[Records]
□ □ □ □ □ □ □
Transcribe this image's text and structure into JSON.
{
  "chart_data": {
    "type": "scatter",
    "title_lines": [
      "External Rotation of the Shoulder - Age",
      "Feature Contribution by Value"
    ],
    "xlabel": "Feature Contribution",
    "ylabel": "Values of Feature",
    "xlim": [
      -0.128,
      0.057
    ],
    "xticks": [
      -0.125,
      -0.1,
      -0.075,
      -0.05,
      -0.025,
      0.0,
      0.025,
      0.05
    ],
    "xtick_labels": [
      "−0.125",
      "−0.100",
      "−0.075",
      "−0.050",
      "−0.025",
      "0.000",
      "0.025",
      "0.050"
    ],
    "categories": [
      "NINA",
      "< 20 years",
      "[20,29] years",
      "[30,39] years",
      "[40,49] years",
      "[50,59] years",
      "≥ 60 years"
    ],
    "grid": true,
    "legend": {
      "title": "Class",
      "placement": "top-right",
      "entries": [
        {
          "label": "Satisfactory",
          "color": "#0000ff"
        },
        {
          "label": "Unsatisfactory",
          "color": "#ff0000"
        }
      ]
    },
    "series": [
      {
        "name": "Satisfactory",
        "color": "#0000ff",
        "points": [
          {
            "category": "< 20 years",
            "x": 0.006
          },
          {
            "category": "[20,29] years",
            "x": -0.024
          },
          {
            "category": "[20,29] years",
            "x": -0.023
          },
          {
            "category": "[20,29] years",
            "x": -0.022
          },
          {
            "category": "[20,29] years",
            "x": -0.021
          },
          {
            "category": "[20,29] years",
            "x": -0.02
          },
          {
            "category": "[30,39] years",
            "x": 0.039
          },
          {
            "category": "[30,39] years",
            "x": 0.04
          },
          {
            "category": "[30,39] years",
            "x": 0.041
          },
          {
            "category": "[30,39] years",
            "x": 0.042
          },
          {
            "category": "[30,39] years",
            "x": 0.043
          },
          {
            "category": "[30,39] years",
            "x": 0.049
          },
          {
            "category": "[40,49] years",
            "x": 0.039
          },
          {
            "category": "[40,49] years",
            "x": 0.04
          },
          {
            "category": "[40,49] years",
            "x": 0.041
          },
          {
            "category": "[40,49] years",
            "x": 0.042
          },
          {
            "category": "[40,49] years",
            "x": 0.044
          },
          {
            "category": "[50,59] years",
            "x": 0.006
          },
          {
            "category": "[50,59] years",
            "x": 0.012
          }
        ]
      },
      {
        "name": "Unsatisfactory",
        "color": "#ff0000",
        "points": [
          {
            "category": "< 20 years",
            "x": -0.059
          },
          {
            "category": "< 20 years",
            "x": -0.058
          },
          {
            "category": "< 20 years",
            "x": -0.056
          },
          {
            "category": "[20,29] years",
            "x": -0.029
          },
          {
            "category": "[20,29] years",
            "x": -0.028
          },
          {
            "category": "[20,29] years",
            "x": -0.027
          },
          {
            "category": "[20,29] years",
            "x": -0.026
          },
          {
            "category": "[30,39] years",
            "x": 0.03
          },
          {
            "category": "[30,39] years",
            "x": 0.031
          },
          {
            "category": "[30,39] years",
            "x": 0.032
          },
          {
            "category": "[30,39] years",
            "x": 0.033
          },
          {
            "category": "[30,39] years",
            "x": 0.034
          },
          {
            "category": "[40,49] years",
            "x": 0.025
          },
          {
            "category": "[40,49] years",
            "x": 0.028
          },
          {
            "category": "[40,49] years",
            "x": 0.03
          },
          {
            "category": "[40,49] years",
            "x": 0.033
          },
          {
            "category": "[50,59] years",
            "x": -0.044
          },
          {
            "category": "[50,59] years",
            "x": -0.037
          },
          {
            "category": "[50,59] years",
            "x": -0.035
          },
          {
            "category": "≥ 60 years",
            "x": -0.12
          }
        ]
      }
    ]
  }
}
□ □ □ □ □ □ □
Instructions for the task:
Go through the material and select each line with the string "Feature" in it.

Correct output:
      "Feature Contribution by Value"
    "xlabel": "Feature Contribution",
    "ylabel": "Values of Feature",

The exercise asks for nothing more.